** START EXTRACTED MATERIAL **
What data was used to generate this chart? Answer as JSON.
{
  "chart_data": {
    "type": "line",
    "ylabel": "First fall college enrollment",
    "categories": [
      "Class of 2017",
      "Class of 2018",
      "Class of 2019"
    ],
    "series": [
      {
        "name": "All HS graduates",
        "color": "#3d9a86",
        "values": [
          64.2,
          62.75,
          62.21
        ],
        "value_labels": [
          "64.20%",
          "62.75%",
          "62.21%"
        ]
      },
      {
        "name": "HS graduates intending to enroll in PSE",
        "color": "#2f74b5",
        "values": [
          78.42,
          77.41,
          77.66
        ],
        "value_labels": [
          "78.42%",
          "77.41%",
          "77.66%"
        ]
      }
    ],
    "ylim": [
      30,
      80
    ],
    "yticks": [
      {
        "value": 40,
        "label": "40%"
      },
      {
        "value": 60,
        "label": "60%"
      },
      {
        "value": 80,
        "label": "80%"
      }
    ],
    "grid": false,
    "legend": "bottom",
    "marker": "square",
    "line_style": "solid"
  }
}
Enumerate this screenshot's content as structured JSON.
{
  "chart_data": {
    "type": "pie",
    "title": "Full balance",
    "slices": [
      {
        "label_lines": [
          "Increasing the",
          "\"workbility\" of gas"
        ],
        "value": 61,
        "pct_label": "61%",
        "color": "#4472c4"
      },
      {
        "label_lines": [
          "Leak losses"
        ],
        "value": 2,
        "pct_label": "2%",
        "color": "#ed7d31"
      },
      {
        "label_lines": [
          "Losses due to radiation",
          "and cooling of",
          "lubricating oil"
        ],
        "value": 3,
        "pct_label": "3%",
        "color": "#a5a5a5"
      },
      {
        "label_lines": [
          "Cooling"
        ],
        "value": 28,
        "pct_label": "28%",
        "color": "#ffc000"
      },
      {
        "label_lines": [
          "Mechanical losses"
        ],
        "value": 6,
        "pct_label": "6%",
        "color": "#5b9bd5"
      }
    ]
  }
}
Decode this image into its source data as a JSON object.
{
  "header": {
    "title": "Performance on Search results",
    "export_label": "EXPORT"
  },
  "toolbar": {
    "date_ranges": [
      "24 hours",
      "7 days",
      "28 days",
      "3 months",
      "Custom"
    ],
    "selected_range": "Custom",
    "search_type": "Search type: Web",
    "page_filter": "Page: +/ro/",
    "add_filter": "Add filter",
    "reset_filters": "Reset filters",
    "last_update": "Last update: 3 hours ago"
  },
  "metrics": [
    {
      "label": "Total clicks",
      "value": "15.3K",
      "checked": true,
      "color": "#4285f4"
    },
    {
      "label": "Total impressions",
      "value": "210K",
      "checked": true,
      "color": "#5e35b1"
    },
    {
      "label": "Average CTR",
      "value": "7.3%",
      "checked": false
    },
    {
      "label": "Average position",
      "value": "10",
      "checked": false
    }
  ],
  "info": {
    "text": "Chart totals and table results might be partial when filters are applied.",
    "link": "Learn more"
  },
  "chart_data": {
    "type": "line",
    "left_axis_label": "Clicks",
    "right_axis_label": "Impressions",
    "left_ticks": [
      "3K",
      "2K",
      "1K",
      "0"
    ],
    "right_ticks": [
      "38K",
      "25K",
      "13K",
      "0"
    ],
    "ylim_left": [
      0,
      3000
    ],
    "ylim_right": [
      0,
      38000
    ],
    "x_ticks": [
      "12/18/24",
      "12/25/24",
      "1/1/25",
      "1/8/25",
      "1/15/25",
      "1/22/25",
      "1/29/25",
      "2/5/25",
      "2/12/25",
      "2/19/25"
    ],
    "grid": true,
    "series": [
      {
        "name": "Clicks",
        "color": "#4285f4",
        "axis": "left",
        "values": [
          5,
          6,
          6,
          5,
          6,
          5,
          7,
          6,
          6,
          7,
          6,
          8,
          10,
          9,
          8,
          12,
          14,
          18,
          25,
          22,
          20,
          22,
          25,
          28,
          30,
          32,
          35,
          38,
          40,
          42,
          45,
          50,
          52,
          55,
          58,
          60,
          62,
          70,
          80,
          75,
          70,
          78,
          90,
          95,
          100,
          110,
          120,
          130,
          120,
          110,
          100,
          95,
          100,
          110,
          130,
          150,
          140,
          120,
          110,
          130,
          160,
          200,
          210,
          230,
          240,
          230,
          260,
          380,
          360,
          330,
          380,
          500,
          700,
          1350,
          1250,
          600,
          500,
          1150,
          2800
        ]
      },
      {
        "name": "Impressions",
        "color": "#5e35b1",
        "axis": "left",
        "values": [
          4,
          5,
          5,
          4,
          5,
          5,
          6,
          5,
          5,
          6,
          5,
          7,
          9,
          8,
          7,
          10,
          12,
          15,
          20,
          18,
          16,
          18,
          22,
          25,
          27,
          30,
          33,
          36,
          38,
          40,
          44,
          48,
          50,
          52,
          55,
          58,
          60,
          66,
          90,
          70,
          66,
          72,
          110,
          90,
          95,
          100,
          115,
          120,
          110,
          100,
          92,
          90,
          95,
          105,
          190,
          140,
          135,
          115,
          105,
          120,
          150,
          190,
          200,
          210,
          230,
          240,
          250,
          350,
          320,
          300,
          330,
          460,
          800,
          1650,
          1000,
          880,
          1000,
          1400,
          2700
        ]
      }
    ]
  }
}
** END EXTRACTED MATERIAL **
SHORT TASK: The entries above must be returned in full, exactly as shown.

TASK RESULT:
What data was used to generate this chart? Answer as JSON.
{
  "chart_data": {
    "type": "line",
    "ylabel": "First fall college enrollment",
    "categories": [
      "Class of 2017",
      "Class of 2018",
      "Class of 2019"
    ],
    "series": [
      {
        "name": "All HS graduates",
        "color": "#3d9a86",
        "values": [
          64.2,
          62.75,
          62.21
        ],
        "value_labels": [
          "64.20%",
          "62.75%",
          "62.21%"
        ]
      },
      {
        "name": "HS graduates intending to enroll in PSE",
        "color": "#2f74b5",
        "values": [
          78.42,
          77.41,
          77.66
        ],
        "value_labels": [
          "78.42%",
          "77.41%",
          "77.66%"
        ]
      }
    ],
    "ylim": [
      30,
      80
    ],
    "yticks": [
      {
        "value": 40,
        "label": "40%"
      },
      {
        "value": 60,
        "label": "60%"
      },
      {
        "value": 80,
        "label": "80%"
      }
    ],
    "grid": false,
    "legend": "bottom",
    "marker": "square",
    "line_style": "solid"
  }
}
Enumerate this screenshot's content as structured JSON.
{
  "chart_data": {
    "type": "pie",
    "title": "Full balance",
    "slices": [
      {
        "label_lines": [
          "Increasing the",
          "\"workbility\" of gas"
        ],
        "value": 61,
        "pct_label": "61%",
        "color": "#4472c4"
      },
      {
        "label_lines": [
          "Leak losses"
        ],
        "value": 2,
        "pct_label": "2%",
        "color": "#ed7d31"
      },
      {
        "label_lines": [
          "Losses due to radiation",
          "and cooling of",
          "lubricating oil"
        ],
        "value": 3,
        "pct_label": "3%",
        "color": "#a5a5a5"
      },
      {
        "label_lines": [
          "Cooling"
        ],
        "value": 28,
        "pct_label": "28%",
        "color": "#ffc000"
      },
      {
        "label_lines": [
          "Mechanical losses"
        ],
        "value": 6,
        "pct_label": "6%",
        "color": "#5b9bd5"
      }
    ]
  }
}
Decode this image into its source data as a JSON object.
{
  "header": {
    "title": "Performance on Search results",
    "export_label": "EXPORT"
  },
  "toolbar": {
    "date_ranges": [
      "24 hours",
      "7 days",
      "28 days",
      "3 months",
      "Custom"
    ],
    "selected_range": "Custom",
    "search_type": "Search type: Web",
    "page_filter": "Page: +/ro/",
    "add_filter": "Add filter",
    "reset_filters": "Reset filters",
    "last_update": "Last update: 3 hours ago"
  },
  "metrics": [
    {
      "label": "Total clicks",
      "value": "15.3K",
      "checked": true,
      "color": "#4285f4"
    },
    {
      "label": "Total impressions",
      "value": "210K",
      "checked": true,
      "color": "#5e35b1"
    },
    {
      "label": "Average CTR",
      "value": "7.3%",
      "checked": false
    },
    {
      "label": "Average position",
      "value": "10",
      "checked": false
    }
  ],
  "info": {
    "text": "Chart totals and table results might be partial when filters are applied.",
    "link": "Learn more"
  },
  "chart_data": {
    "type": "line",
    "left_axis_label": "Clicks",
    "right_axis_label": "Impressions",
    "left_ticks": [
      "3K",
      "2K",
      "1K",
      "0"
    ],
    "right_ticks": [
      "38K",
      "25K",
      "13K",
      "0"
    ],
    "ylim_left": [
      0,
      3000
    ],
    "ylim_right": [
      0,
      38000
    ],
    "x_ticks": [
      "12/18/24",
      "12/25/24",
      "1/1/25",
      "1/8/25",
      "1/15/25",
      "1/22/25",
      "1/29/25",
      "2/5/25",
      "2/12/25",
      "2/19/25"
    ],
    "grid": true,
    "series": [
      {
        "name": "Clicks",
        "color": "#4285f4",
        "axis": "left",
        "values": [
          5,
          6,
          6,
          5,
          6,
          5,
          7,
          6,
          6,
          7,
          6,
          8,
          10,
          9,
          8,
          12,
          14,
          18,
          25,
          22,
          20,
          22,
          25,
          28,
          30,
          32,
          35,
          38,
          40,
          42,
          45,
          50,
          52,
          55,
          58,
          60,
          62,
          70,
          80,
          75,
          70,
          78,
          90,
          95,
          100,
          110,
          120,
          130,
          120,
          110,
          100,
          95,
          100,
          110,
          130,
          150,
          140,
          120,
          110,
          130,
          160,
          200,
          210,
          230,
          240,
          230,
          260,
          380,
          360,
          330,
          380,
          500,
          700,
          1350,
          1250,
          600,
          500,
          1150,
          2800
        ]
      },
      {
        "name": "Impressions",
        "color": "#5e35b1",
        "axis": "left",
        "values": [
          4,
          5,
          5,
          4,
          5,
          5,
          6,
          5,
          5,
          6,
          5,
          7,
          9,
          8,
          7,
          10,
          12,
          15,
          20,
          18,
          16,
          18,
          22,
          25,
          27,
          30,
          33,
          36,
          38,
          40,
          44,
          48,
          50,
          52,
          55,
          58,
          60,
          66,
          90,
          70,
          66,
          72,
          110,
          90,
          95,
          100,
          115,
          120,
          110,
          100,
          92,
          90,
          95,
          105,
          190,
          140,
          135,
          115,
          105,
          120,
          150,
          190,
          200,
          210,
          230,
          240,
          250,
          350,
          320,
          300,
          330,
          460,
          800,
          1650,
          1000,
          880,
          1000,
          1400,
          2700
        ]
      }
    ]
  }
}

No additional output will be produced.